#### [WHAT TO DO]
Copy the data precisely, keeping every character.

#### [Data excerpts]
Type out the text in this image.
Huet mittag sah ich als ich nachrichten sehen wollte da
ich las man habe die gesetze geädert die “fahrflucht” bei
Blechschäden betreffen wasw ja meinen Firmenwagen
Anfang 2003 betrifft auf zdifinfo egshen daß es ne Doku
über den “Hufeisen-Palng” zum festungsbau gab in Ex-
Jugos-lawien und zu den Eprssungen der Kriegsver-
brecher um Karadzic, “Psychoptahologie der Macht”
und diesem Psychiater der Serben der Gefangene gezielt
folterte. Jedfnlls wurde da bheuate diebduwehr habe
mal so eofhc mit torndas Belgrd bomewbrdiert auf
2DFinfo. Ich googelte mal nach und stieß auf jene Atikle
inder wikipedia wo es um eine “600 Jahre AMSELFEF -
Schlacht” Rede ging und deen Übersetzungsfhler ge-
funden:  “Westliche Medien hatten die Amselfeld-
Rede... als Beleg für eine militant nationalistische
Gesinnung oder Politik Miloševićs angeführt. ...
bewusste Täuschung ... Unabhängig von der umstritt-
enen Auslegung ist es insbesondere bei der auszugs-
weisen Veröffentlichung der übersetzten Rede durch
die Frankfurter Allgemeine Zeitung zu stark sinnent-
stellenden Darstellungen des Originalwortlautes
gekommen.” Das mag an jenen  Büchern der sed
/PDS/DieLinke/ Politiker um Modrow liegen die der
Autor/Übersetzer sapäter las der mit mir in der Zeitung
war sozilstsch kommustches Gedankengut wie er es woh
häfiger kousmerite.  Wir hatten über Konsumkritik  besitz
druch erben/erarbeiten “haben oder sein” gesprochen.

#### [COMPLETE RESPONSE]
Type out the text in this image.
Huet mittag sah ich als ich nachrichten sehen wollte da
ich las man habe die gesetze geädert die “fahrflucht” bei
Blechschäden betreffen wasw ja meinen Firmenwagen
Anfang 2003 betrifft auf zdifinfo egshen daß es ne Doku
über den “Hufeisen-Palng” zum festungsbau gab in Ex-
Jugos-lawien und zu den Eprssungen der Kriegsver-
brecher um Karadzic, “Psychoptahologie der Macht”
und diesem Psychiater der Serben der Gefangene gezielt
folterte. Jedfnlls wurde da bheuate diebduwehr habe
mal so eofhc mit torndas Belgrd bomewbrdiert auf
2DFinfo. Ich googelte mal nach und stieß auf jene Atikle
inder wikipedia wo es um eine “600 Jahre AMSELFEF -
Schlacht” Rede ging und deen Übersetzungsfhler ge-
funden:  “Westliche Medien hatten die Amselfeld-
Rede... als Beleg für eine militant nationalistische
Gesinnung oder Politik Miloševićs angeführt. ...
bewusste Täuschung ... Unabhängig von der umstritt-
enen Auslegung ist es insbesondere bei der auszugs-
weisen Veröffentlichung der übersetzten Rede durch
die Frankfurter Allgemeine Zeitung zu stark sinnent-
stellenden Darstellungen des Originalwortlautes
gekommen.” Das mag an jenen  Büchern der sed
/PDS/DieLinke/ Politiker um Modrow liegen die der
Autor/Übersetzer sapäter las der mit mir in der Zeitung
war sozilstsch kommustches Gedankengut wie er es woh
häfiger kousmerite.  Wir hatten über Konsumkritik  besitz
druch erben/erarbeiten “haben oder sein” gesprochen.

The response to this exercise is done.